_Dataset records_
"""

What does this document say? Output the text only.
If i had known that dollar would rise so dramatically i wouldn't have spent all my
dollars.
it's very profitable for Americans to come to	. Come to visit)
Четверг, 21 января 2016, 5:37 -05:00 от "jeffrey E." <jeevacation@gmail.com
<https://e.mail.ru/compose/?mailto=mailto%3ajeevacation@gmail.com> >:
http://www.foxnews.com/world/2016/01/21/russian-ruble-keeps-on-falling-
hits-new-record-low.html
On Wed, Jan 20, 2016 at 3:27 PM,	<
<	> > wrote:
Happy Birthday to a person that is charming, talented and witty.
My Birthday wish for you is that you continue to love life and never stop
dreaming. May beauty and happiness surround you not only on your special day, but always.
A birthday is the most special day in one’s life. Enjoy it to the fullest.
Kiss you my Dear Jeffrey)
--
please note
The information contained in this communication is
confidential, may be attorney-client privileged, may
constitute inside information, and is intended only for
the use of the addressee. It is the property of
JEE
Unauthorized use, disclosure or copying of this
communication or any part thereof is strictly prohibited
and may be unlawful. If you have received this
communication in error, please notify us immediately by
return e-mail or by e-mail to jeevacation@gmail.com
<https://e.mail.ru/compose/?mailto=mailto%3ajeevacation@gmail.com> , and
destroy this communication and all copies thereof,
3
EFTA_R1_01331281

"""

_Given task_
Reproduce the records word for word.

_Solution to this task_
What does this document say? Output the text only.
If i had known that dollar would rise so dramatically i wouldn't have spent all my
dollars.
it's very profitable for Americans to come to	. Come to visit)
Четверг, 21 января 2016, 5:37 -05:00 от "jeffrey E." <jeevacation@gmail.com
<https://e.mail.ru/compose/?mailto=mailto%3ajeevacation@gmail.com> >:
http://www.foxnews.com/world/2016/01/21/russian-ruble-keeps-on-falling-
hits-new-record-low.html
On Wed, Jan 20, 2016 at 3:27 PM,	<
<	> > wrote:
Happy Birthday to a person that is charming, talented and witty.
My Birthday wish for you is that you continue to love life and never stop
dreaming. May beauty and happiness surround you not only on your special day, but always.
A birthday is the most special day in one’s life. Enjoy it to the fullest.
Kiss you my Dear Jeffrey)
--
please note
The information contained in this communication is
confidential, may be attorney-client privileged, may
constitute inside information, and is intended only for
the use of the addressee. It is the property of
JEE
Unauthorized use, disclosure or copying of this
communication or any part thereof is strictly prohibited
and may be unlawful. If you have received this
communication in error, please notify us immediately by
return e-mail or by e-mail to jeevacation@gmail.com
<https://e.mail.ru/compose/?mailto=mailto%3ajeevacation@gmail.com> , and
destroy this communication and all copies thereof,
3
EFTA_R1_01331281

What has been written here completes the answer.